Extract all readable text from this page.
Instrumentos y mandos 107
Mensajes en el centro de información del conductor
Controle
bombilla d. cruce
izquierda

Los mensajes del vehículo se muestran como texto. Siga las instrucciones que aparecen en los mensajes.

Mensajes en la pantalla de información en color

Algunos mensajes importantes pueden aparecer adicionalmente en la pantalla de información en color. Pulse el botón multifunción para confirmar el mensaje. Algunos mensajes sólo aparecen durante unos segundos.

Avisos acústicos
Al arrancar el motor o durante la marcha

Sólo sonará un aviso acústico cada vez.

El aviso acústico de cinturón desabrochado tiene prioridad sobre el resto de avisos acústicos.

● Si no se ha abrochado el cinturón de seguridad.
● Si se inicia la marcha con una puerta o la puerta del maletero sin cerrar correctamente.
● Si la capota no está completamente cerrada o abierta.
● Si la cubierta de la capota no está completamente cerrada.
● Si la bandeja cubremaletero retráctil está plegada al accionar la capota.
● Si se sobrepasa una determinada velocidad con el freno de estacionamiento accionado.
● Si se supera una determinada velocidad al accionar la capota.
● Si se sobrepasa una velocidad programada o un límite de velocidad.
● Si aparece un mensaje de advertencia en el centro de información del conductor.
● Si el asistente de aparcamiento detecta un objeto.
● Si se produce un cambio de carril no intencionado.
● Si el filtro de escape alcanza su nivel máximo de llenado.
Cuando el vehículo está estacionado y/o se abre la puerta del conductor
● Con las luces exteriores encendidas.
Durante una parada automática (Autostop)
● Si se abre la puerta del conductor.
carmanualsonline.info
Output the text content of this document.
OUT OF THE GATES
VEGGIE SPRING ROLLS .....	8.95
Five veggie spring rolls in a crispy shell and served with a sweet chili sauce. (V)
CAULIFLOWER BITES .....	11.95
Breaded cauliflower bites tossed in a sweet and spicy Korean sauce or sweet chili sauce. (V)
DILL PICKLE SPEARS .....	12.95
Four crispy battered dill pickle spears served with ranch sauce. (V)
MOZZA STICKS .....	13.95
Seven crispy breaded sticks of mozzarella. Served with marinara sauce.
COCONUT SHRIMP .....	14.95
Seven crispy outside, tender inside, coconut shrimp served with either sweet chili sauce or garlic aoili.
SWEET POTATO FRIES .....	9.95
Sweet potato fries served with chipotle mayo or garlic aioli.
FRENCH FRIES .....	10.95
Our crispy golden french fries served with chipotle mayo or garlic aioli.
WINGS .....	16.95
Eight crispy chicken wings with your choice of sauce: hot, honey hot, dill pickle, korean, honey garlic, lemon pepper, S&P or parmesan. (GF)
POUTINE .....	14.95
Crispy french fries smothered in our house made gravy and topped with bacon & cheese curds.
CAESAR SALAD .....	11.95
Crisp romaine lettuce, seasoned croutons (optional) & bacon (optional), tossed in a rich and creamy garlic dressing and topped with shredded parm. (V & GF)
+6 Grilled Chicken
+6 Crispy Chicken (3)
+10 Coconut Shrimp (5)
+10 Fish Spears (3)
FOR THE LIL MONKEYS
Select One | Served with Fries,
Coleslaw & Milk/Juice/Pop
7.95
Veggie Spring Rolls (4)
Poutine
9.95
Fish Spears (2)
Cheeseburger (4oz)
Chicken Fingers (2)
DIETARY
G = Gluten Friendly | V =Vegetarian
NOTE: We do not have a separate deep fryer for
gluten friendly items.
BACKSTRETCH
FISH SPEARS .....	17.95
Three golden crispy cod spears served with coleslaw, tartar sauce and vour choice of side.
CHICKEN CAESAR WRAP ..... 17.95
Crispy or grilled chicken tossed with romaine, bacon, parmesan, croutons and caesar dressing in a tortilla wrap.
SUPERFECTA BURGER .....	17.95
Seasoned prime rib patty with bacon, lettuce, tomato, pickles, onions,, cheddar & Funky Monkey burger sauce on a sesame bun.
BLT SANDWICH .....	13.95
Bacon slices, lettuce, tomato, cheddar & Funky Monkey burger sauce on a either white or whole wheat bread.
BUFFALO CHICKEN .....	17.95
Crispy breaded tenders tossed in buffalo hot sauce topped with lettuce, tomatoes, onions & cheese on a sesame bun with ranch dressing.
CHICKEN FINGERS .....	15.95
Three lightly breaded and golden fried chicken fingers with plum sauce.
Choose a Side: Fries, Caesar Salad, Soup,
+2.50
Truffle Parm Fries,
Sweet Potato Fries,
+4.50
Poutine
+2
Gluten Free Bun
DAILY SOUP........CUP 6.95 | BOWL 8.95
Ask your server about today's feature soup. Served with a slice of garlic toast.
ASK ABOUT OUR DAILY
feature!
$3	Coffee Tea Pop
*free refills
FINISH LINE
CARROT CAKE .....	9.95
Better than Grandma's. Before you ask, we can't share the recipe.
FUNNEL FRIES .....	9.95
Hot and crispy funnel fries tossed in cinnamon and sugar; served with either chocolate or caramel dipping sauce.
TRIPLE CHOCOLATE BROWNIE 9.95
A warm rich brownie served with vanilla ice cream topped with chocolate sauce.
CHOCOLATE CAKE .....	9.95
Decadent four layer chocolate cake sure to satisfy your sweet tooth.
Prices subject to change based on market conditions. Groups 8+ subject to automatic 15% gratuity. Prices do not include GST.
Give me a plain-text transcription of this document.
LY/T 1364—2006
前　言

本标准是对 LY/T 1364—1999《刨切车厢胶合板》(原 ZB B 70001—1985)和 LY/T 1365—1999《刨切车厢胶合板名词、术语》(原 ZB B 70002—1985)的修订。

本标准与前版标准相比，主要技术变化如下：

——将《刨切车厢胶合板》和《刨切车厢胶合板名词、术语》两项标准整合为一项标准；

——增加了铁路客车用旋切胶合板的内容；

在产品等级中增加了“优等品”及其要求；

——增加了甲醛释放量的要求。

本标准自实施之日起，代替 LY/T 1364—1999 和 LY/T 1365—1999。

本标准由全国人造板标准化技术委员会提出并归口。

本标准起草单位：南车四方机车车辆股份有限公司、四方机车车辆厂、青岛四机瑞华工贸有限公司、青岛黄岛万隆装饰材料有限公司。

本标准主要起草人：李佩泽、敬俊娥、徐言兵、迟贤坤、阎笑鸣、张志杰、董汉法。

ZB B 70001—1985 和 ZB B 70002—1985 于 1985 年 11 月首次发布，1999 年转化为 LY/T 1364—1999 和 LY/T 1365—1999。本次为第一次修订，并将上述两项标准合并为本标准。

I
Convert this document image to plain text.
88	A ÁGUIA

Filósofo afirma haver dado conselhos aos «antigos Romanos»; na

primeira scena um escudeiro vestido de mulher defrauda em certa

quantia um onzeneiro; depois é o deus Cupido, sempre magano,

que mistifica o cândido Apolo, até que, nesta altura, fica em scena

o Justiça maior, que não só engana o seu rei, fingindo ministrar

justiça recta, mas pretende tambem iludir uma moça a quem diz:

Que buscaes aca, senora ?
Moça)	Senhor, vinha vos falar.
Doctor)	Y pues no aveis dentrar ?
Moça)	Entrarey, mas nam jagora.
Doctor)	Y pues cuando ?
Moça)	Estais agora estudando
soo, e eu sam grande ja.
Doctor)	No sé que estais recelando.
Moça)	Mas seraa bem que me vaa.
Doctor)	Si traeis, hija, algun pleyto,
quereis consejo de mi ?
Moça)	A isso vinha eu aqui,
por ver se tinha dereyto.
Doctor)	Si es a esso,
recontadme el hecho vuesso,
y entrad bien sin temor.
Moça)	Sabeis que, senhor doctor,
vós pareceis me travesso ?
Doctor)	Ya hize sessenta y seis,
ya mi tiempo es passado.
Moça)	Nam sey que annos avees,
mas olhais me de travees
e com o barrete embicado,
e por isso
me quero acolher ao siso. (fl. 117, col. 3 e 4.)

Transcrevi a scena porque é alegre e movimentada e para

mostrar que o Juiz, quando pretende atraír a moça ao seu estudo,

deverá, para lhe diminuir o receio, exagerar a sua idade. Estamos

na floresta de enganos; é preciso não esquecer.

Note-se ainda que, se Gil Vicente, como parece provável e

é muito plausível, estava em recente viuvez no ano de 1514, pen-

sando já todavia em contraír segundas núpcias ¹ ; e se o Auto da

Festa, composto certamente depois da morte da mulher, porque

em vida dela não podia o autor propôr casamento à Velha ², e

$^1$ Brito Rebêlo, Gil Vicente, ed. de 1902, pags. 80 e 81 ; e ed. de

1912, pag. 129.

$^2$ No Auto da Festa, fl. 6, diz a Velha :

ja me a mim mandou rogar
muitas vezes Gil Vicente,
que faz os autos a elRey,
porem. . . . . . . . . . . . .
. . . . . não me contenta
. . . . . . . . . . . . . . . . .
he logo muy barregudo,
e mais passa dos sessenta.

■ **Stated goal**
Look through the data above. Copy every line with the string "parmesan" in it.

■ **Exercise response**
Eight crispy chicken wings with your choice of sauce: hot, honey hot, dill pickle, korean, honey garlic, lemon pepper, S&P or parmesan. (GF)
Crispy or grilled chicken tossed with romaine, bacon, parmesan, croutons and caesar dressing in a tortilla wrap.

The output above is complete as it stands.